(Stored entries)
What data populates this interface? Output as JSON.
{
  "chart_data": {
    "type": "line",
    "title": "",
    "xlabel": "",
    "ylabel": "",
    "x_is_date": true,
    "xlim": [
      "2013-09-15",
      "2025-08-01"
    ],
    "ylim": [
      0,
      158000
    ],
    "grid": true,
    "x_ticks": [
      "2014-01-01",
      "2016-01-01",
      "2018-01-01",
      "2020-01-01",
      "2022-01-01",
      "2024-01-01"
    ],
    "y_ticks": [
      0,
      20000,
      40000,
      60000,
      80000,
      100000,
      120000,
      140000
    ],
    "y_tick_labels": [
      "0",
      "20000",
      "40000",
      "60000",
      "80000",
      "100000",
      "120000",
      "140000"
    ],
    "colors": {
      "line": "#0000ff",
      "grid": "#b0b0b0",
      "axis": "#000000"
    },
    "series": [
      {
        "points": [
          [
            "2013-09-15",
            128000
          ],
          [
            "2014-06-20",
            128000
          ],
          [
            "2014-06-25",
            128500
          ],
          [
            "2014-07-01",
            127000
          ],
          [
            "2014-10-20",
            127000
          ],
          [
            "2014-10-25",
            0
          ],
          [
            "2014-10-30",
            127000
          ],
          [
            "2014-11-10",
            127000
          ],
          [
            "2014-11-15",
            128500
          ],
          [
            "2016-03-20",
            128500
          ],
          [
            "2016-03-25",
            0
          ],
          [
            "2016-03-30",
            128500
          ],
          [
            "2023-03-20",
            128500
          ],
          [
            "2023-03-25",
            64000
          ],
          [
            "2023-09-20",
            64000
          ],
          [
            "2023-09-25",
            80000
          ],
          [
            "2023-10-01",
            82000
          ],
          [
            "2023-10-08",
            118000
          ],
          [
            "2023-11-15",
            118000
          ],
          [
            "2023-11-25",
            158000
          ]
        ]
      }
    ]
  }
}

- Request: Extract all lines as given.

- Complete output:
What data populates this interface? Output as JSON.
{
  "chart_data": {
    "type": "line",
    "title": "",
    "xlabel": "",
    "ylabel": "",
    "x_is_date": true,
    "xlim": [
      "2013-09-15",
      "2025-08-01"
    ],
    "ylim": [
      0,
      158000
    ],
    "grid": true,
    "x_ticks": [
      "2014-01-01",
      "2016-01-01",
      "2018-01-01",
      "2020-01-01",
      "2022-01-01",
      "2024-01-01"
    ],
    "y_ticks": [
      0,
      20000,
      40000,
      60000,
      80000,
      100000,
      120000,
      140000
    ],
    "y_tick_labels": [
      "0",
      "20000",
      "40000",
      "60000",
      "80000",
      "100000",
      "120000",
      "140000"
    ],
    "colors": {
      "line": "#0000ff",
      "grid": "#b0b0b0",
      "axis": "#000000"
    },
    "series": [
      {
        "points": [
          [
            "2013-09-15",
            128000
          ],
          [
            "2014-06-20",
            128000
          ],
          [
            "2014-06-25",
            128500
          ],
          [
            "2014-07-01",
            127000
          ],
          [
            "2014-10-20",
            127000
          ],
          [
            "2014-10-25",
            0
          ],
          [
            "2014-10-30",
            127000
          ],
          [
            "2014-11-10",
            127000
          ],
          [
            "2014-11-15",
            128500
          ],
          [
            "2016-03-20",
            128500
          ],
          [
            "2016-03-25",
            0
          ],
          [
            "2016-03-30",
            128500
          ],
          [
            "2023-03-20",
            128500
          ],
          [
            "2023-03-25",
            64000
          ],
          [
            "2023-09-20",
            64000
          ],
          [
            "2023-09-25",
            80000
          ],
          [
            "2023-10-01",
            82000
          ],
          [
            "2023-10-08",
            118000
          ],
          [
            "2023-11-15",
            118000
          ],
          [
            "2023-11-25",
            158000
          ]
        ]
      }
    ]
  }
}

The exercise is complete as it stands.